Collected data:

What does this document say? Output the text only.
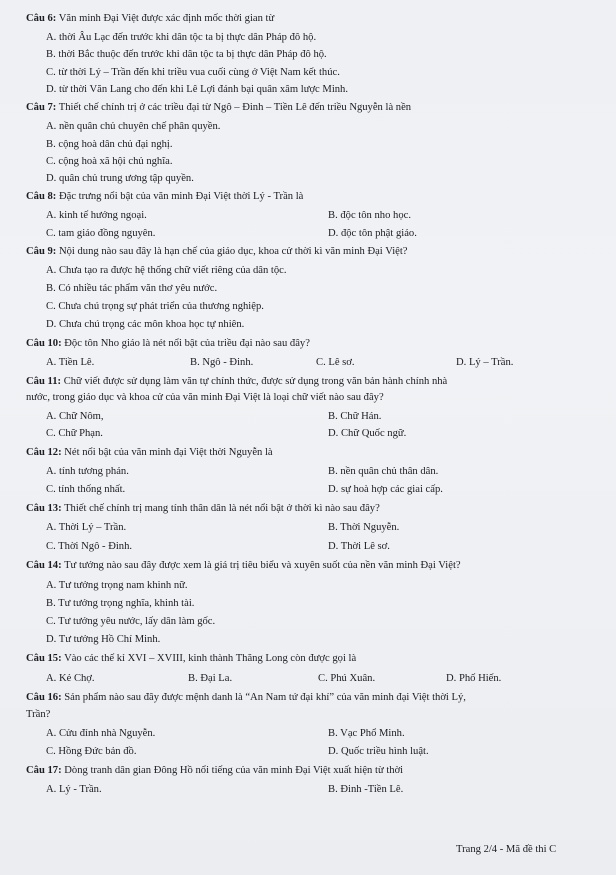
Câu 6: Văn minh Đại Việt được xác định mốc thời gian từ
A. thời Âu Lạc đến trước khi dân tộc ta bị thực dân Pháp đô hộ.
B. thời Bắc thuộc đến trước khi dân tộc ta bị thực dân Pháp đô hộ.
C. từ thời Lý – Trần đến khi triều vua cuối cùng ở Việt Nam kết thúc.
D. từ thời Văn Lang cho đến khi Lê Lợi đánh bại quân xâm lược Minh.
Câu 7: Thiết chế chính trị ở các triều đại từ Ngô – Đinh – Tiền Lê đến triều Nguyễn là nền
A. nền quân chủ chuyên chế phân quyền.
B. cộng hoà dân chủ đại nghị.
C. cộng hoà xã hội chủ nghĩa.
D. quân chủ trung ương tập quyền.
Câu 8: Đặc trưng nổi bật của văn minh Đại Việt thời Lý - Trần là
A. kinh tế hướng ngoại.	B. độc tôn nho học.
C. tam giáo đồng nguyên.	D. độc tôn phật giáo.
Câu 9: Nội dung nào sau đây là hạn chế của giáo dục, khoa cử thời kì văn minh Đại Việt?
A. Chưa tạo ra được hệ thống chữ viết riêng của dân tộc.
B. Có nhiều tác phẩm văn thơ yêu nước.
C. Chưa chú trọng sự phát triển của thương nghiệp.
D. Chưa chú trọng các môn khoa học tự nhiên.
Câu 10: Độc tôn Nho giáo là nét nổi bật của triều đại nào sau đây?
A. Tiền Lê.	B. Ngô - Đinh.	C. Lê sơ.	D. Lý – Trần.
Câu 11: Chữ viết được sử dụng làm văn tự chính thức, được sử dụng trong văn bản hành chính nhà
nước, trong giáo dục và khoa cử của văn minh Đại Việt là loại chữ viết nào sau đây?
A. Chữ Nôm,	B. Chữ Hán.
C. Chữ Phạn.	D. Chữ Quốc ngữ.
Câu 12: Nét nổi bật của văn minh đại Việt thời Nguyễn là
A. tính tương phản.	B. nền quân chủ thân dân.
C. tính thống nhất.	D. sự hoà hợp các giai cấp.
Câu 13: Thiết chế chính trị mang tính thân dân là nét nổi bật ở thời kì nào sau đây?
A. Thời Lý – Trần.	B. Thời Nguyễn.
C. Thời Ngô - Đinh.	D. Thời Lê sơ.
Câu 14: Tư tưởng nào sau đây được xem là giá trị tiêu biểu và xuyên suốt của nền văn minh Đại Việt?
A. Tư tưởng trọng nam khinh nữ.
B. Tư tưởng trọng nghĩa, khinh tài.
C. Tư tưởng yêu nước, lấy dân làm gốc.
D. Tư tưởng Hồ Chí Minh.
Câu 15: Vào các thế kỉ XVI – XVIII, kinh thành Thăng Long còn được gọi là
A. Kẻ Chợ.	B. Đại La.	C. Phú Xuân.	D. Phố Hiến.
Câu 16: Sản phẩm nào sau đây được mệnh danh là “An Nam tứ đại khí” của văn minh đại Việt thời Lý,
Trần?
A. Cửu đỉnh nhà Nguyễn.	B. Vạc Phổ Minh.
C. Hồng Đức bản đồ.	D. Quốc triều hình luật.
Câu 17: Dòng tranh dân gian Đông Hồ nổi tiếng của văn minh Đại Việt xuất hiện từ thời
A. Lý - Trần.	B. Đinh -Tiền Lê.
Trang 2/4 - Mã đề thi C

REQUIRED TASK:
Print every entry exactly as written, without the pictures.

SOLUTION TO THIS TASK:
What does this document say? Output the text only.
Câu 6: Văn minh Đại Việt được xác định mốc thời gian từ
A. thời Âu Lạc đến trước khi dân tộc ta bị thực dân Pháp đô hộ.
B. thời Bắc thuộc đến trước khi dân tộc ta bị thực dân Pháp đô hộ.
C. từ thời Lý – Trần đến khi triều vua cuối cùng ở Việt Nam kết thúc.
D. từ thời Văn Lang cho đến khi Lê Lợi đánh bại quân xâm lược Minh.
Câu 7: Thiết chế chính trị ở các triều đại từ Ngô – Đinh – Tiền Lê đến triều Nguyễn là nền
A. nền quân chủ chuyên chế phân quyền.
B. cộng hoà dân chủ đại nghị.
C. cộng hoà xã hội chủ nghĩa.
D. quân chủ trung ương tập quyền.
Câu 8: Đặc trưng nổi bật của văn minh Đại Việt thời Lý - Trần là
A. kinh tế hướng ngoại.	B. độc tôn nho học.
C. tam giáo đồng nguyên.	D. độc tôn phật giáo.
Câu 9: Nội dung nào sau đây là hạn chế của giáo dục, khoa cử thời kì văn minh Đại Việt?
A. Chưa tạo ra được hệ thống chữ viết riêng của dân tộc.
B. Có nhiều tác phẩm văn thơ yêu nước.
C. Chưa chú trọng sự phát triển của thương nghiệp.
D. Chưa chú trọng các môn khoa học tự nhiên.
Câu 10: Độc tôn Nho giáo là nét nổi bật của triều đại nào sau đây?
A. Tiền Lê.	B. Ngô - Đinh.	C. Lê sơ.	D. Lý – Trần.
Câu 11: Chữ viết được sử dụng làm văn tự chính thức, được sử dụng trong văn bản hành chính nhà
nước, trong giáo dục và khoa cử của văn minh Đại Việt là loại chữ viết nào sau đây?
A. Chữ Nôm,	B. Chữ Hán.
C. Chữ Phạn.	D. Chữ Quốc ngữ.
Câu 12: Nét nổi bật của văn minh đại Việt thời Nguyễn là
A. tính tương phản.	B. nền quân chủ thân dân.
C. tính thống nhất.	D. sự hoà hợp các giai cấp.
Câu 13: Thiết chế chính trị mang tính thân dân là nét nổi bật ở thời kì nào sau đây?
A. Thời Lý – Trần.	B. Thời Nguyễn.
C. Thời Ngô - Đinh.	D. Thời Lê sơ.
Câu 14: Tư tưởng nào sau đây được xem là giá trị tiêu biểu và xuyên suốt của nền văn minh Đại Việt?
A. Tư tưởng trọng nam khinh nữ.
B. Tư tưởng trọng nghĩa, khinh tài.
C. Tư tưởng yêu nước, lấy dân làm gốc.
D. Tư tưởng Hồ Chí Minh.
Câu 15: Vào các thế kỉ XVI – XVIII, kinh thành Thăng Long còn được gọi là
A. Kẻ Chợ.	B. Đại La.	C. Phú Xuân.	D. Phố Hiến.
Câu 16: Sản phẩm nào sau đây được mệnh danh là “An Nam tứ đại khí” của văn minh đại Việt thời Lý,
Trần?
A. Cửu đỉnh nhà Nguyễn.	B. Vạc Phổ Minh.
C. Hồng Đức bản đồ.	D. Quốc triều hình luật.
Câu 17: Dòng tranh dân gian Đông Hồ nổi tiếng của văn minh Đại Việt xuất hiện từ thời
A. Lý - Trần.	B. Đinh -Tiền Lê.
Trang 2/4 - Mã đề thi C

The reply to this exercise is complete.